• [Material supplied]:

════════

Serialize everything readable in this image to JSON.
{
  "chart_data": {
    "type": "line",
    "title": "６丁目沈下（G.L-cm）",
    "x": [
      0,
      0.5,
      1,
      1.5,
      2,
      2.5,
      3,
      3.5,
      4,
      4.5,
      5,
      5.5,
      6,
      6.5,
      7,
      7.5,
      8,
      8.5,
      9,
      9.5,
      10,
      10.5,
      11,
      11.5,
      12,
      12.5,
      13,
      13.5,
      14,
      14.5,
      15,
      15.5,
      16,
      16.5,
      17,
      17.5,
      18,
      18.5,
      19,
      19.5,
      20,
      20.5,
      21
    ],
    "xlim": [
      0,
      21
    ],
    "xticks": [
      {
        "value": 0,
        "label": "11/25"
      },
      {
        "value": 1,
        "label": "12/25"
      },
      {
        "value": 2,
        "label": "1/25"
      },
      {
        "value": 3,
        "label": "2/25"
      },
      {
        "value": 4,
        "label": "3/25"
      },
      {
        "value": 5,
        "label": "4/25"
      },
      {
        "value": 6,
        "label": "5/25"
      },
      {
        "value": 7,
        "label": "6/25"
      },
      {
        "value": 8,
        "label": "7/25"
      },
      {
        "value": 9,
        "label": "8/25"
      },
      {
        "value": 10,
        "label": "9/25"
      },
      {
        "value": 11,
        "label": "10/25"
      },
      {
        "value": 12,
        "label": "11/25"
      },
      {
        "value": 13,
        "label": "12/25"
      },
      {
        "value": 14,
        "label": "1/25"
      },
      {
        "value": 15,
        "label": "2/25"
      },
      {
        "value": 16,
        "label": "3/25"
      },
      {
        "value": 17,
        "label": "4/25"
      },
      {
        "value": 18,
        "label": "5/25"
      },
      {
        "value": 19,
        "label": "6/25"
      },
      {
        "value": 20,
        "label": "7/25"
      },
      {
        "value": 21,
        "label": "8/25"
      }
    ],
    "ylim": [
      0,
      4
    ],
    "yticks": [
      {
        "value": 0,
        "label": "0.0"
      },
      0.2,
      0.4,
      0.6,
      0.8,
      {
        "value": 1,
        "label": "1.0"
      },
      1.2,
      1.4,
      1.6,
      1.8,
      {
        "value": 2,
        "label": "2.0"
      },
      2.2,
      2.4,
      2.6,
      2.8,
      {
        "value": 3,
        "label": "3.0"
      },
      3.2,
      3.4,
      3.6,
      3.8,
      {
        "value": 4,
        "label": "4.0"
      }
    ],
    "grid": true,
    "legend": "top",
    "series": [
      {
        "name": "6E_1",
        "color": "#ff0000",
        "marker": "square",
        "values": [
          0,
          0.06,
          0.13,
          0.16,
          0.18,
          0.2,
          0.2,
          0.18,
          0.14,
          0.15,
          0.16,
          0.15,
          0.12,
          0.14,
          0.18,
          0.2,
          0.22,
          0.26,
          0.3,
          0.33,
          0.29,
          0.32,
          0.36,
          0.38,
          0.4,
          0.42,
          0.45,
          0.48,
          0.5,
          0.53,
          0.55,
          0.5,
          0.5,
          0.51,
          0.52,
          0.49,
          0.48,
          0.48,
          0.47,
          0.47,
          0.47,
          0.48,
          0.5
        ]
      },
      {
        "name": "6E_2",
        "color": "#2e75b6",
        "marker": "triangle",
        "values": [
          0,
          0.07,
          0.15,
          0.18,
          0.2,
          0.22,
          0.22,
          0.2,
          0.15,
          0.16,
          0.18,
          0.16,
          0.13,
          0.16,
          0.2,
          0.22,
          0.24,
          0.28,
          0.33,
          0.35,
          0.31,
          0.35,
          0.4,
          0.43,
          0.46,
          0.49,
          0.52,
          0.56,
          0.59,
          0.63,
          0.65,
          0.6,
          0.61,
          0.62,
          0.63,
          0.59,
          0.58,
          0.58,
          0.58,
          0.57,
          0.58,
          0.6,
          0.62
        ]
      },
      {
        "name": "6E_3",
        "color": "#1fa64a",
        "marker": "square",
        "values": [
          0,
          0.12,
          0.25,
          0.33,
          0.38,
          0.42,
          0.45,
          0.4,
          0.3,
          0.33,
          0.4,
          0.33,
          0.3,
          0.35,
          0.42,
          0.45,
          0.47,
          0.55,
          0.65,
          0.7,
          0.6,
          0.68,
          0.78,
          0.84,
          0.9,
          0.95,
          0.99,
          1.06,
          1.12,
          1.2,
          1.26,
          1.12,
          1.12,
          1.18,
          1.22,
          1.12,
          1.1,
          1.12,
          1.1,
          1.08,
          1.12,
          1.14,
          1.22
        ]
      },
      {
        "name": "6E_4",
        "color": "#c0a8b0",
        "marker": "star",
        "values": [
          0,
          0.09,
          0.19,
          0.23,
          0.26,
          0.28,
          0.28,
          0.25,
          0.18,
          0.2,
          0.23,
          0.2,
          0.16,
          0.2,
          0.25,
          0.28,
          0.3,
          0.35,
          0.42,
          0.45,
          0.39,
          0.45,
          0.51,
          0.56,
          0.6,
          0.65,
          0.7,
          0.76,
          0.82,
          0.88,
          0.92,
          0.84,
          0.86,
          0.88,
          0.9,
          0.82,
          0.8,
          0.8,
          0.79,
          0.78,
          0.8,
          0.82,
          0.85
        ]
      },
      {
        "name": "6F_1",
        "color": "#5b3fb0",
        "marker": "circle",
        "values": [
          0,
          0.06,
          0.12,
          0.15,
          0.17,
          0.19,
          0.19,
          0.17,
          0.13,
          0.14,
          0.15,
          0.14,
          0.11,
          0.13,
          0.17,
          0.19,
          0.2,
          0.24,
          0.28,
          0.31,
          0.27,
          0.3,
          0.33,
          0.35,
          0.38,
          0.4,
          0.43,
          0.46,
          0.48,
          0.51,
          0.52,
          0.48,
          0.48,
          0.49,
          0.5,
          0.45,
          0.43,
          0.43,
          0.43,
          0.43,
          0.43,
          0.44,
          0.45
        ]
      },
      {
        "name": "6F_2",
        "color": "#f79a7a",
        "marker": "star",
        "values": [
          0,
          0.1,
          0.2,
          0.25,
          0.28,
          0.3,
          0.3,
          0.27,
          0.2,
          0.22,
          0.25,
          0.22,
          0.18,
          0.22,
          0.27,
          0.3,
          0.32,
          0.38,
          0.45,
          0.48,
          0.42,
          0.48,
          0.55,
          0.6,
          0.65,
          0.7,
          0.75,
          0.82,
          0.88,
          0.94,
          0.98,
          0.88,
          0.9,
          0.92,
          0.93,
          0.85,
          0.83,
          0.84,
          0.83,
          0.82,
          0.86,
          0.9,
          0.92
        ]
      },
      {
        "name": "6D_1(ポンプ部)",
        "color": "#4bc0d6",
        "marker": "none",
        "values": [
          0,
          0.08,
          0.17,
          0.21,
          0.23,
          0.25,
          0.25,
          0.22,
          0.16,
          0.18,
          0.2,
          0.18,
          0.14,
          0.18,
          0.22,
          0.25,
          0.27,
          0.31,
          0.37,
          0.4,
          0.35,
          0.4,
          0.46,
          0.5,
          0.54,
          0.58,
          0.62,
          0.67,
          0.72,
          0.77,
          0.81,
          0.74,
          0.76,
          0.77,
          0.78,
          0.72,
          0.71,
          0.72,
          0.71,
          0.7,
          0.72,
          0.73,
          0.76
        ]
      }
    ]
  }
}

════════

Extract every entry above as it appears.

• [Output of the exercise]:
Serialize everything readable in this image to JSON.
{
  "chart_data": {
    "type": "line",
    "title": "６丁目沈下（G.L-cm）",
    "x": [
      0,
      0.5,
      1,
      1.5,
      2,
      2.5,
      3,
      3.5,
      4,
      4.5,
      5,
      5.5,
      6,
      6.5,
      7,
      7.5,
      8,
      8.5,
      9,
      9.5,
      10,
      10.5,
      11,
      11.5,
      12,
      12.5,
      13,
      13.5,
      14,
      14.5,
      15,
      15.5,
      16,
      16.5,
      17,
      17.5,
      18,
      18.5,
      19,
      19.5,
      20,
      20.5,
      21
    ],
    "xlim": [
      0,
      21
    ],
    "xticks": [
      {
        "value": 0,
        "label": "11/25"
      },
      {
        "value": 1,
        "label": "12/25"
      },
      {
        "value": 2,
        "label": "1/25"
      },
      {
        "value": 3,
        "label": "2/25"
      },
      {
        "value": 4,
        "label": "3/25"
      },
      {
        "value": 5,
        "label": "4/25"
      },
      {
        "value": 6,
        "label": "5/25"
      },
      {
        "value": 7,
        "label": "6/25"
      },
      {
        "value": 8,
        "label": "7/25"
      },
      {
        "value": 9,
        "label": "8/25"
      },
      {
        "value": 10,
        "label": "9/25"
      },
      {
        "value": 11,
        "label": "10/25"
      },
      {
        "value": 12,
        "label": "11/25"
      },
      {
        "value": 13,
        "label": "12/25"
      },
      {
        "value": 14,
        "label": "1/25"
      },
      {
        "value": 15,
        "label": "2/25"
      },
      {
        "value": 16,
        "label": "3/25"
      },
      {
        "value": 17,
        "label": "4/25"
      },
      {
        "value": 18,
        "label": "5/25"
      },
      {
        "value": 19,
        "label": "6/25"
      },
      {
        "value": 20,
        "label": "7/25"
      },
      {
        "value": 21,
        "label": "8/25"
      }
    ],
    "ylim": [
      0,
      4
    ],
    "yticks": [
      {
        "value": 0,
        "label": "0.0"
      },
      0.2,
      0.4,
      0.6,
      0.8,
      {
        "value": 1,
        "label": "1.0"
      },
      1.2,
      1.4,
      1.6,
      1.8,
      {
        "value": 2,
        "label": "2.0"
      },
      2.2,
      2.4,
      2.6,
      2.8,
      {
        "value": 3,
        "label": "3.0"
      },
      3.2,
      3.4,
      3.6,
      3.8,
      {
        "value": 4,
        "label": "4.0"
      }
    ],
    "grid": true,
    "legend": "top",
    "series": [
      {
        "name": "6E_1",
        "color": "#ff0000",
        "marker": "square",
        "values": [
          0,
          0.06,
          0.13,
          0.16,
          0.18,
          0.2,
          0.2,
          0.18,
          0.14,
          0.15,
          0.16,
          0.15,
          0.12,
          0.14,
          0.18,
          0.2,
          0.22,
          0.26,
          0.3,
          0.33,
          0.29,
          0.32,
          0.36,
          0.38,
          0.4,
          0.42,
          0.45,
          0.48,
          0.5,
          0.53,
          0.55,
          0.5,
          0.5,
          0.51,
          0.52,
          0.49,
          0.48,
          0.48,
          0.47,
          0.47,
          0.47,
          0.48,
          0.5
        ]
      },
      {
        "name": "6E_2",
        "color": "#2e75b6",
        "marker": "triangle",
        "values": [
          0,
          0.07,
          0.15,
          0.18,
          0.2,
          0.22,
          0.22,
          0.2,
          0.15,
          0.16,
          0.18,
          0.16,
          0.13,
          0.16,
          0.2,
          0.22,
          0.24,
          0.28,
          0.33,
          0.35,
          0.31,
          0.35,
          0.4,
          0.43,
          0.46,
          0.49,
          0.52,
          0.56,
          0.59,
          0.63,
          0.65,
          0.6,
          0.61,
          0.62,
          0.63,
          0.59,
          0.58,
          0.58,
          0.58,
          0.57,
          0.58,
          0.6,
          0.62
        ]
      },
      {
        "name": "6E_3",
        "color": "#1fa64a",
        "marker": "square",
        "values": [
          0,
          0.12,
          0.25,
          0.33,
          0.38,
          0.42,
          0.45,
          0.4,
          0.3,
          0.33,
          0.4,
          0.33,
          0.3,
          0.35,
          0.42,
          0.45,
          0.47,
          0.55,
          0.65,
          0.7,
          0.6,
          0.68,
          0.78,
          0.84,
          0.9,
          0.95,
          0.99,
          1.06,
          1.12,
          1.2,
          1.26,
          1.12,
          1.12,
          1.18,
          1.22,
          1.12,
          1.1,
          1.12,
          1.1,
          1.08,
          1.12,
          1.14,
          1.22
        ]
      },
      {
        "name": "6E_4",
        "color": "#c0a8b0",
        "marker": "star",
        "values": [
          0,
          0.09,
          0.19,
          0.23,
          0.26,
          0.28,
          0.28,
          0.25,
          0.18,
          0.2,
          0.23,
          0.2,
          0.16,
          0.2,
          0.25,
          0.28,
          0.3,
          0.35,
          0.42,
          0.45,
          0.39,
          0.45,
          0.51,
          0.56,
          0.6,
          0.65,
          0.7,
          0.76,
          0.82,
          0.88,
          0.92,
          0.84,
          0.86,
          0.88,
          0.9,
          0.82,
          0.8,
          0.8,
          0.79,
          0.78,
          0.8,
          0.82,
          0.85
        ]
      },
      {
        "name": "6F_1",
        "color": "#5b3fb0",
        "marker": "circle",
        "values": [
          0,
          0.06,
          0.12,
          0.15,
          0.17,
          0.19,
          0.19,
          0.17,
          0.13,
          0.14,
          0.15,
          0.14,
          0.11,
          0.13,
          0.17,
          0.19,
          0.2,
          0.24,
          0.28,
          0.31,
          0.27,
          0.3,
          0.33,
          0.35,
          0.38,
          0.4,
          0.43,
          0.46,
          0.48,
          0.51,
          0.52,
          0.48,
          0.48,
          0.49,
          0.5,
          0.45,
          0.43,
          0.43,
          0.43,
          0.43,
          0.43,
          0.44,
          0.45
        ]
      },
      {
        "name": "6F_2",
        "color": "#f79a7a",
        "marker": "star",
        "values": [
          0,
          0.1,
          0.2,
          0.25,
          0.28,
          0.3,
          0.3,
          0.27,
          0.2,
          0.22,
          0.25,
          0.22,
          0.18,
          0.22,
          0.27,
          0.3,
          0.32,
          0.38,
          0.45,
          0.48,
          0.42,
          0.48,
          0.55,
          0.6,
          0.65,
          0.7,
          0.75,
          0.82,
          0.88,
          0.94,
          0.98,
          0.88,
          0.9,
          0.92,
          0.93,
          0.85,
          0.83,
          0.84,
          0.83,
          0.82,
          0.86,
          0.9,
          0.92
        ]
      },
      {
        "name": "6D_1(ポンプ部)",
        "color": "#4bc0d6",
        "marker": "none",
        "values": [
          0,
          0.08,
          0.17,
          0.21,
          0.23,
          0.25,
          0.25,
          0.22,
          0.16,
          0.18,
          0.2,
          0.18,
          0.14,
          0.18,
          0.22,
          0.25,
          0.27,
          0.31,
          0.37,
          0.4,
          0.35,
          0.4,
          0.46,
          0.5,
          0.54,
          0.58,
          0.62,
          0.67,
          0.72,
          0.77,
          0.81,
          0.74,
          0.76,
          0.77,
          0.78,
          0.72,
          0.71,
          0.72,
          0.71,
          0.7,
          0.72,
          0.73,
          0.76
        ]
      }
    ]
  }
}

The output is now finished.